- _Work to do_
In your copy, leave out the pictures and repeat the entries below exactly.

········

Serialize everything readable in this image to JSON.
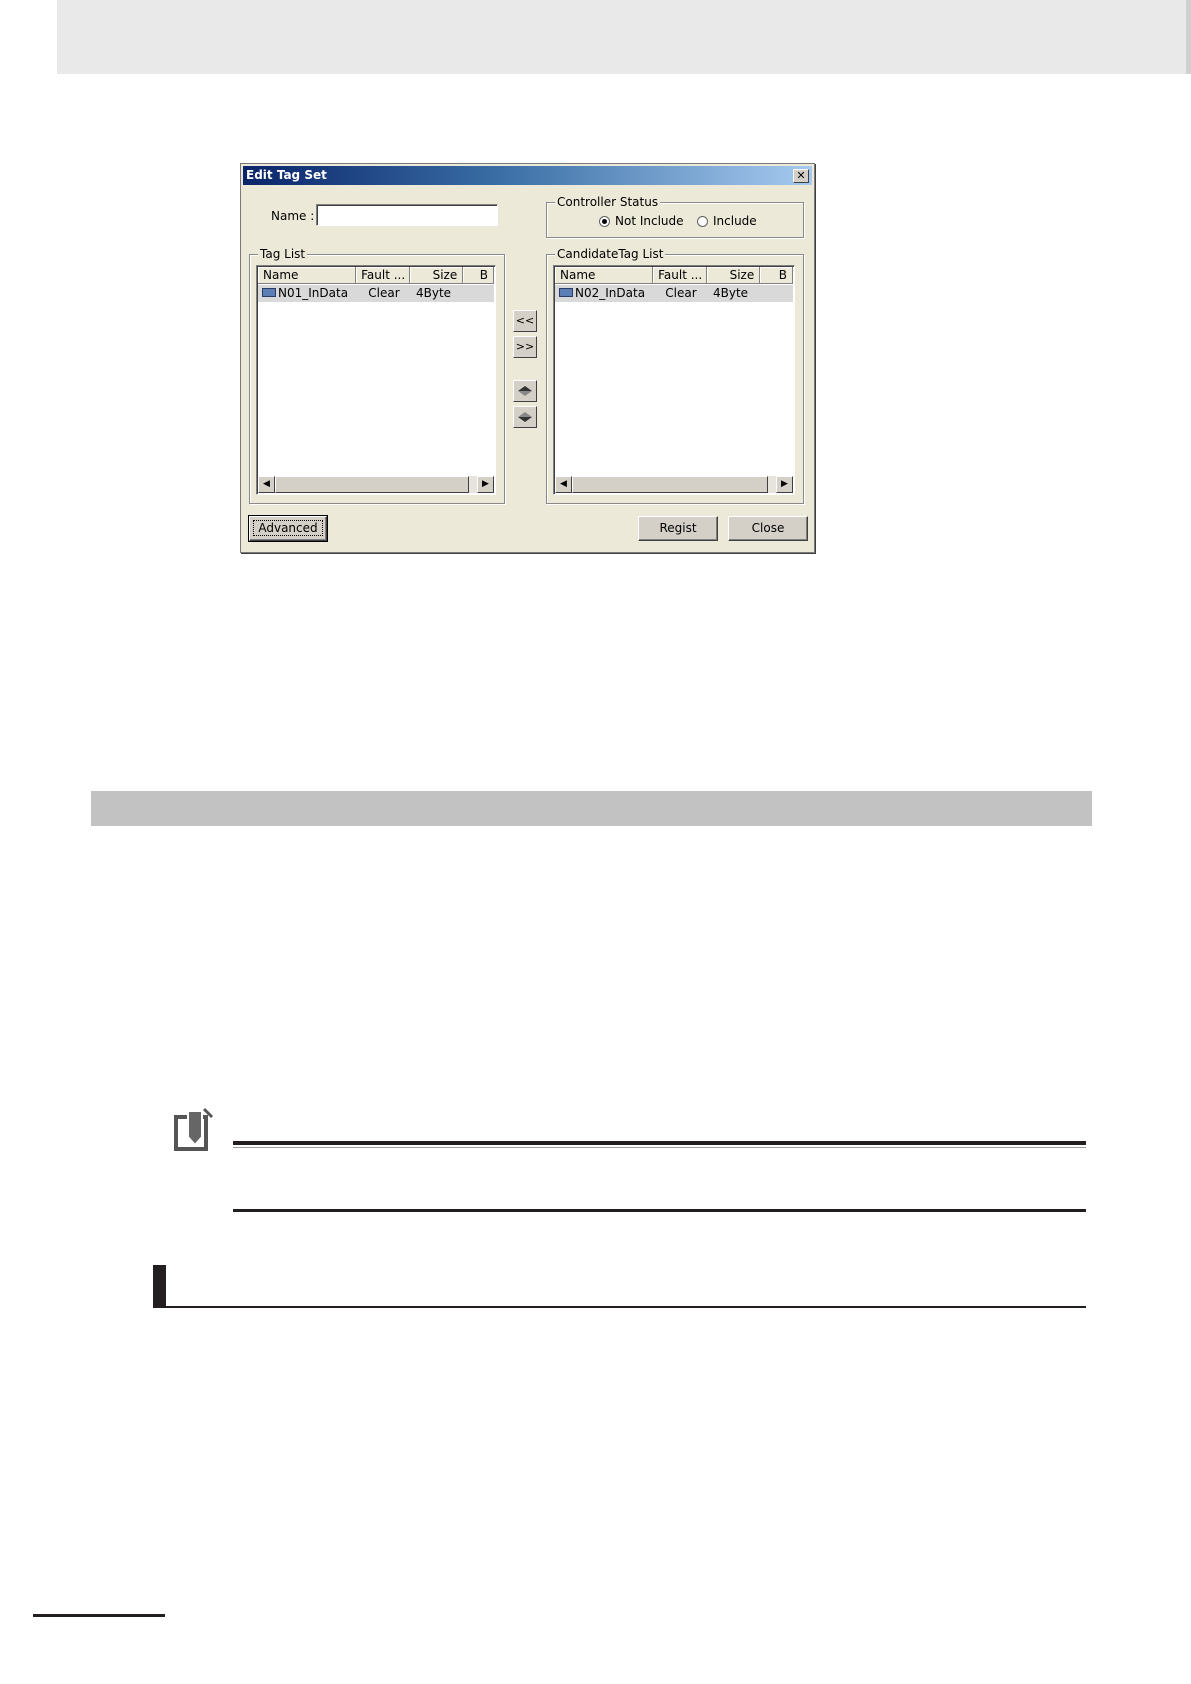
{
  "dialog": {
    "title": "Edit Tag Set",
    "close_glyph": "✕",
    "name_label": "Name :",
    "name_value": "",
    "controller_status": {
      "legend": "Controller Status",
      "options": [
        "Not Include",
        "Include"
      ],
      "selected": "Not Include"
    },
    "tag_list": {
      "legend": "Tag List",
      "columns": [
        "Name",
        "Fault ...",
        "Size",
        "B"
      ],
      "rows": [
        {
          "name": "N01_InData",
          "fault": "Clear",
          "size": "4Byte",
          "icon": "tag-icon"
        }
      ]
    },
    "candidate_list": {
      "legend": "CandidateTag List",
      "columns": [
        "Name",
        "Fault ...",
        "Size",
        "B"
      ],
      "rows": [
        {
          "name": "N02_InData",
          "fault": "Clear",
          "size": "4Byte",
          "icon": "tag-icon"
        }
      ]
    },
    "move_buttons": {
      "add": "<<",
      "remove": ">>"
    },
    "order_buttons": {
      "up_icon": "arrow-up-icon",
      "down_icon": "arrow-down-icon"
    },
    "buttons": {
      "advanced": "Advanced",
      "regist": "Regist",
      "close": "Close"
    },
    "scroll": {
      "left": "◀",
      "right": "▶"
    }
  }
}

········

- _Response to the exercise_
Serialize everything readable in this image to JSON.
{
  "dialog": {
    "title": "Edit Tag Set",
    "close_glyph": "✕",
    "name_label": "Name :",
    "name_value": "",
    "controller_status": {
      "legend": "Controller Status",
      "options": [
        "Not Include",
        "Include"
      ],
      "selected": "Not Include"
    },
    "tag_list": {
      "legend": "Tag List",
      "columns": [
        "Name",
        "Fault ...",
        "Size",
        "B"
      ],
      "rows": [
        {
          "name": "N01_InData",
          "fault": "Clear",
          "size": "4Byte",
          "icon": "tag-icon"
        }
      ]
    },
    "candidate_list": {
      "legend": "CandidateTag List",
      "columns": [
        "Name",
        "Fault ...",
        "Size",
        "B"
      ],
      "rows": [
        {
          "name": "N02_InData",
          "fault": "Clear",
          "size": "4Byte",
          "icon": "tag-icon"
        }
      ]
    },
    "move_buttons": {
      "add": "<<",
      "remove": ">>"
    },
    "order_buttons": {
      "up_icon": "arrow-up-icon",
      "down_icon": "arrow-down-icon"
    },
    "buttons": {
      "advanced": "Advanced",
      "regist": "Regist",
      "close": "Close"
    },
    "scroll": {
      "left": "◀",
      "right": "▶"
    }
  }
}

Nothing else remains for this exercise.